■ REQUIRED WORK:
Output all lines exactly.

■ ROWS:
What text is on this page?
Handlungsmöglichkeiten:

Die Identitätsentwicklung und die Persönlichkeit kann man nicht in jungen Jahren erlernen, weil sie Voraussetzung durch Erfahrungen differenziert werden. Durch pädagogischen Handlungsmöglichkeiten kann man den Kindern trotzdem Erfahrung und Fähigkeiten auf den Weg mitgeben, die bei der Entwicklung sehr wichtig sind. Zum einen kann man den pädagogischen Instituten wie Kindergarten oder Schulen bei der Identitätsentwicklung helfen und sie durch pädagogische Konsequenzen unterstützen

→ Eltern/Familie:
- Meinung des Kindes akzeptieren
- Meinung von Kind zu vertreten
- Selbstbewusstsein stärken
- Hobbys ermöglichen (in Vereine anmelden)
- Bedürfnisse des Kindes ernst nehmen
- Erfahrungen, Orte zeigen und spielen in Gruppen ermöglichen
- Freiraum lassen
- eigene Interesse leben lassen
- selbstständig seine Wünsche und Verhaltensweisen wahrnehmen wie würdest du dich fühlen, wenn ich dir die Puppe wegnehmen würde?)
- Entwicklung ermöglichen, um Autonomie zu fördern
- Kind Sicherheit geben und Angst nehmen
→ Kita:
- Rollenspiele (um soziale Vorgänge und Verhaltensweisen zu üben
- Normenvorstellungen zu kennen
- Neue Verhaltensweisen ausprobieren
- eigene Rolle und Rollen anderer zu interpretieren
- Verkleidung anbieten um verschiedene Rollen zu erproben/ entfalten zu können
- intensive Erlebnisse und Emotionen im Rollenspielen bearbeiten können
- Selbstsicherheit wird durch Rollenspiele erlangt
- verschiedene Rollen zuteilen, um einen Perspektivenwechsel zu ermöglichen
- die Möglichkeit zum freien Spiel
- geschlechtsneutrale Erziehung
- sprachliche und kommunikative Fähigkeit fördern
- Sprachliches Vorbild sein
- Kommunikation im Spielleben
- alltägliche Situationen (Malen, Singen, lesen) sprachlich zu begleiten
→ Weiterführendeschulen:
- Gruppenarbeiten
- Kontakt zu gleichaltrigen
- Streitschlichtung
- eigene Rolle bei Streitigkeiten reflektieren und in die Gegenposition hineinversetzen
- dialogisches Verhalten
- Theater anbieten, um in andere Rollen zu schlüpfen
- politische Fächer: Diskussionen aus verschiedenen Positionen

■ EXPECTED ANSWER:
What text is on this page?
Handlungsmöglichkeiten:

Die Identitätsentwicklung und die Persönlichkeit kann man nicht in jungen Jahren erlernen, weil sie Voraussetzung durch Erfahrungen differenziert werden. Durch pädagogischen Handlungsmöglichkeiten kann man den Kindern trotzdem Erfahrung und Fähigkeiten auf den Weg mitgeben, die bei der Entwicklung sehr wichtig sind. Zum einen kann man den pädagogischen Instituten wie Kindergarten oder Schulen bei der Identitätsentwicklung helfen und sie durch pädagogische Konsequenzen unterstützen

→ Eltern/Familie:
- Meinung des Kindes akzeptieren
- Meinung von Kind zu vertreten
- Selbstbewusstsein stärken
- Hobbys ermöglichen (in Vereine anmelden)
- Bedürfnisse des Kindes ernst nehmen
- Erfahrungen, Orte zeigen und spielen in Gruppen ermöglichen
- Freiraum lassen
- eigene Interesse leben lassen
- selbstständig seine Wünsche und Verhaltensweisen wahrnehmen wie würdest du dich fühlen, wenn ich dir die Puppe wegnehmen würde?)
- Entwicklung ermöglichen, um Autonomie zu fördern
- Kind Sicherheit geben und Angst nehmen
→ Kita:
- Rollenspiele (um soziale Vorgänge und Verhaltensweisen zu üben
- Normenvorstellungen zu kennen
- Neue Verhaltensweisen ausprobieren
- eigene Rolle und Rollen anderer zu interpretieren
- Verkleidung anbieten um verschiedene Rollen zu erproben/ entfalten zu können
- intensive Erlebnisse und Emotionen im Rollenspielen bearbeiten können
- Selbstsicherheit wird durch Rollenspiele erlangt
- verschiedene Rollen zuteilen, um einen Perspektivenwechsel zu ermöglichen
- die Möglichkeit zum freien Spiel
- geschlechtsneutrale Erziehung
- sprachliche und kommunikative Fähigkeit fördern
- Sprachliches Vorbild sein
- Kommunikation im Spielleben
- alltägliche Situationen (Malen, Singen, lesen) sprachlich zu begleiten
→ Weiterführendeschulen:
- Gruppenarbeiten
- Kontakt zu gleichaltrigen
- Streitschlichtung
- eigene Rolle bei Streitigkeiten reflektieren und in die Gegenposition hineinversetzen
- dialogisches Verhalten
- Theater anbieten, um in andere Rollen zu schlüpfen
- politische Fächer: Diskussionen aus verschiedenen Positionen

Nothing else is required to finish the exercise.